Written instruction:
Output every record below exactly as it appears.

Material for this exercise:

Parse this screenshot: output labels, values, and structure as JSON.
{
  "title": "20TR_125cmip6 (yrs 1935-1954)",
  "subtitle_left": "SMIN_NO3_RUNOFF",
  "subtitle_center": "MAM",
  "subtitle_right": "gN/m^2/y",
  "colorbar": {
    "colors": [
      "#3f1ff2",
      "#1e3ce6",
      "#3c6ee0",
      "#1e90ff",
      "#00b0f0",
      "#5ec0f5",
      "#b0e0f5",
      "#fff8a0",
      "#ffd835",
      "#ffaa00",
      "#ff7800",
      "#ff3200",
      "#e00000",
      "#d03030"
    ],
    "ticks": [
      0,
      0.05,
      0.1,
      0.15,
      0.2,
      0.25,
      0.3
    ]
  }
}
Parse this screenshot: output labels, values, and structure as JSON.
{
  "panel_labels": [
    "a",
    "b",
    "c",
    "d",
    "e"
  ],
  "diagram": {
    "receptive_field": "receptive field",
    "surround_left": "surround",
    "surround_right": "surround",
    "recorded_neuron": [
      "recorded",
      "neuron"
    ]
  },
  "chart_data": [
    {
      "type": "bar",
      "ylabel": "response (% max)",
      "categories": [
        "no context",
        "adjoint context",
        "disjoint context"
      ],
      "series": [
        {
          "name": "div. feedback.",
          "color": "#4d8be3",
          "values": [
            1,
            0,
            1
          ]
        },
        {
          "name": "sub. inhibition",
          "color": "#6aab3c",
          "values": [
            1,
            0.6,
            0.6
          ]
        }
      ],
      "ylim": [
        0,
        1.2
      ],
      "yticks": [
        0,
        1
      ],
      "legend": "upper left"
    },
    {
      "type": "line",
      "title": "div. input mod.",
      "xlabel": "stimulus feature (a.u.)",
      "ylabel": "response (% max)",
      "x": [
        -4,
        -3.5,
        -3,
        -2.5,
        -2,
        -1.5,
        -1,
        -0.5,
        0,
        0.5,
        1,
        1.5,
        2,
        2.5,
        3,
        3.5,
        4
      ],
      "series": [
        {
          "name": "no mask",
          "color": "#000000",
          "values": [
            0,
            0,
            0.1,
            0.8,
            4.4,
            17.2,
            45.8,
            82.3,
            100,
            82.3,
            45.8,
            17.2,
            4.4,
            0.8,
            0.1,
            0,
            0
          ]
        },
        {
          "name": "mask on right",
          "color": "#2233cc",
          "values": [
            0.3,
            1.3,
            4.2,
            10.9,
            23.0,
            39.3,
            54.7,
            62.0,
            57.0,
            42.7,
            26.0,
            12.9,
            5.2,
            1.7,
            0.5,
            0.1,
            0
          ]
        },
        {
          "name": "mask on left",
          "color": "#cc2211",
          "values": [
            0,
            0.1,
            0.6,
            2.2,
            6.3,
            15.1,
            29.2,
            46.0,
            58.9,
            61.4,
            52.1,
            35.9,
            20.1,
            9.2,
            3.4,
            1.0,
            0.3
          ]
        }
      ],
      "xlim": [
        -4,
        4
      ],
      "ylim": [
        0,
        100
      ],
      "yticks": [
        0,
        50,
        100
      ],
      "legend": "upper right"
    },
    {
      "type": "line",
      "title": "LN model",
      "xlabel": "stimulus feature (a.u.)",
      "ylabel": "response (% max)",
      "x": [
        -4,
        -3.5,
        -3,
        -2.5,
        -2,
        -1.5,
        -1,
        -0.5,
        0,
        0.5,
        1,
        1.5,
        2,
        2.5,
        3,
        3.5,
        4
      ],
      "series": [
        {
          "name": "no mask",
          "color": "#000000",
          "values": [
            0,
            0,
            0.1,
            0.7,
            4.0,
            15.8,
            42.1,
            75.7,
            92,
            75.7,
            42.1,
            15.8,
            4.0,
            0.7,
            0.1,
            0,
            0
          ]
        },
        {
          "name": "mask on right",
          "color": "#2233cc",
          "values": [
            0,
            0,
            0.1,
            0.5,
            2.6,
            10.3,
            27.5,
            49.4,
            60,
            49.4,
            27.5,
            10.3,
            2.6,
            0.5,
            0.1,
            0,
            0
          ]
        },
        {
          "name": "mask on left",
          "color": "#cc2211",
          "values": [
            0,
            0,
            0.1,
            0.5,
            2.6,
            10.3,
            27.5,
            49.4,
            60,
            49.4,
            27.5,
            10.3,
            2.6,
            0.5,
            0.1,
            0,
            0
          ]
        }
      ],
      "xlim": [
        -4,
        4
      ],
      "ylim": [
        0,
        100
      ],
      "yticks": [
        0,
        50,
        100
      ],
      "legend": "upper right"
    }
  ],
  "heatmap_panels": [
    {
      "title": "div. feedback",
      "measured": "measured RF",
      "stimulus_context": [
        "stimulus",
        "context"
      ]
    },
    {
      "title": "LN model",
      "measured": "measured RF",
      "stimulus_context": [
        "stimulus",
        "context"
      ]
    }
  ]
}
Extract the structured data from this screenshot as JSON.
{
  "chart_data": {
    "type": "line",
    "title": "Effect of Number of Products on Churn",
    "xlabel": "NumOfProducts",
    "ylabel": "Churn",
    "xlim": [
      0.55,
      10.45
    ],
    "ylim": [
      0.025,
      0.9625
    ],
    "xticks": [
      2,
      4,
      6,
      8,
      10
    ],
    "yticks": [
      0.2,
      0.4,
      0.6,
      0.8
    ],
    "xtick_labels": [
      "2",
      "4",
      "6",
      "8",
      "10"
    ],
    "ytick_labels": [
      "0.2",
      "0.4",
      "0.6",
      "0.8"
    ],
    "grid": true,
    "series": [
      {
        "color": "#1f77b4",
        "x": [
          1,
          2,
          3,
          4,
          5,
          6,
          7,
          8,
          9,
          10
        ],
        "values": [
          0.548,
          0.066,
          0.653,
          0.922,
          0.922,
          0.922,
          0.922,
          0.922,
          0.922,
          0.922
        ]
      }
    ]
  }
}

Response below:
Parse this screenshot: output labels, values, and structure as JSON.
{
  "title": "20TR_125cmip6 (yrs 1935-1954)",
  "subtitle_left": "SMIN_NO3_RUNOFF",
  "subtitle_center": "MAM",
  "subtitle_right": "gN/m^2/y",
  "colorbar": {
    "colors": [
      "#3f1ff2",
      "#1e3ce6",
      "#3c6ee0",
      "#1e90ff",
      "#00b0f0",
      "#5ec0f5",
      "#b0e0f5",
      "#fff8a0",
      "#ffd835",
      "#ffaa00",
      "#ff7800",
      "#ff3200",
      "#e00000",
      "#d03030"
    ],
    "ticks": [
      0,
      0.05,
      0.1,
      0.15,
      0.2,
      0.25,
      0.3
    ]
  }
}
Parse this screenshot: output labels, values, and structure as JSON.
{
  "panel_labels": [
    "a",
    "b",
    "c",
    "d",
    "e"
  ],
  "diagram": {
    "receptive_field": "receptive field",
    "surround_left": "surround",
    "surround_right": "surround",
    "recorded_neuron": [
      "recorded",
      "neuron"
    ]
  },
  "chart_data": [
    {
      "type": "bar",
      "ylabel": "response (% max)",
      "categories": [
        "no context",
        "adjoint context",
        "disjoint context"
      ],
      "series": [
        {
          "name": "div. feedback.",
          "color": "#4d8be3",
          "values": [
            1,
            0,
            1
          ]
        },
        {
          "name": "sub. inhibition",
          "color": "#6aab3c",
          "values": [
            1,
            0.6,
            0.6
          ]
        }
      ],
      "ylim": [
        0,
        1.2
      ],
      "yticks": [
        0,
        1
      ],
      "legend": "upper left"
    },
    {
      "type": "line",
      "title": "div. input mod.",
      "xlabel": "stimulus feature (a.u.)",
      "ylabel": "response (% max)",
      "x": [
        -4,
        -3.5,
        -3,
        -2.5,
        -2,
        -1.5,
        -1,
        -0.5,
        0,
        0.5,
        1,
        1.5,
        2,
        2.5,
        3,
        3.5,
        4
      ],
      "series": [
        {
          "name": "no mask",
          "color": "#000000",
          "values": [
            0,
            0,
            0.1,
            0.8,
            4.4,
            17.2,
            45.8,
            82.3,
            100,
            82.3,
            45.8,
            17.2,
            4.4,
            0.8,
            0.1,
            0,
            0
          ]
        },
        {
          "name": "mask on right",
          "color": "#2233cc",
          "values": [
            0.3,
            1.3,
            4.2,
            10.9,
            23.0,
            39.3,
            54.7,
            62.0,
            57.0,
            42.7,
            26.0,
            12.9,
            5.2,
            1.7,
            0.5,
            0.1,
            0
          ]
        },
        {
          "name": "mask on left",
          "color": "#cc2211",
          "values": [
            0,
            0.1,
            0.6,
            2.2,
            6.3,
            15.1,
            29.2,
            46.0,
            58.9,
            61.4,
            52.1,
            35.9,
            20.1,
            9.2,
            3.4,
            1.0,
            0.3
          ]
        }
      ],
      "xlim": [
        -4,
        4
      ],
      "ylim": [
        0,
        100
      ],
      "yticks": [
        0,
        50,
        100
      ],
      "legend": "upper right"
    },
    {
      "type": "line",
      "title": "LN model",
      "xlabel": "stimulus feature (a.u.)",
      "ylabel": "response (% max)",
      "x": [
        -4,
        -3.5,
        -3,
        -2.5,
        -2,
        -1.5,
        -1,
        -0.5,
        0,
        0.5,
        1,
        1.5,
        2,
        2.5,
        3,
        3.5,
        4
      ],
      "series": [
        {
          "name": "no mask",
          "color": "#000000",
          "values": [
            0,
            0,
            0.1,
            0.7,
            4.0,
            15.8,
            42.1,
            75.7,
            92,
            75.7,
            42.1,
            15.8,
            4.0,
            0.7,
            0.1,
            0,
            0
          ]
        },
        {
          "name": "mask on right",
          "color": "#2233cc",
          "values": [
            0,
            0,
            0.1,
            0.5,
            2.6,
            10.3,
            27.5,
            49.4,
            60,
            49.4,
            27.5,
            10.3,
            2.6,
            0.5,
            0.1,
            0,
            0
          ]
        },
        {
          "name": "mask on left",
          "color": "#cc2211",
          "values": [
            0,
            0,
            0.1,
            0.5,
            2.6,
            10.3,
            27.5,
            49.4,
            60,
            49.4,
            27.5,
            10.3,
            2.6,
            0.5,
            0.1,
            0,
            0
          ]
        }
      ],
      "xlim": [
        -4,
        4
      ],
      "ylim": [
        0,
        100
      ],
      "yticks": [
        0,
        50,
        100
      ],
      "legend": "upper right"
    }
  ],
  "heatmap_panels": [
    {
      "title": "div. feedback",
      "measured": "measured RF",
      "stimulus_context": [
        "stimulus",
        "context"
      ]
    },
    {
      "title": "LN model",
      "measured": "measured RF",
      "stimulus_context": [
        "stimulus",
        "context"
      ]
    }
  ]
}
Extract the structured data from this screenshot as JSON.
{
  "chart_data": {
    "type": "line",
    "title": "Effect of Number of Products on Churn",
    "xlabel": "NumOfProducts",
    "ylabel": "Churn",
    "xlim": [
      0.55,
      10.45
    ],
    "ylim": [
      0.025,
      0.9625
    ],
    "xticks": [
      2,
      4,
      6,
      8,
      10
    ],
    "yticks": [
      0.2,
      0.4,
      0.6,
      0.8
    ],
    "xtick_labels": [
      "2",
      "4",
      "6",
      "8",
      "10"
    ],
    "ytick_labels": [
      "0.2",
      "0.4",
      "0.6",
      "0.8"
    ],
    "grid": true,
    "series": [
      {
        "color": "#1f77b4",
        "x": [
          1,
          2,
          3,
          4,
          5,
          6,
          7,
          8,
          9,
          10
        ],
        "values": [
          0.548,
          0.066,
          0.653,
          0.922,
          0.922,
          0.922,
          0.922,
          0.922,
          0.922,
          0.922
        ]
      }
    ]
  }
}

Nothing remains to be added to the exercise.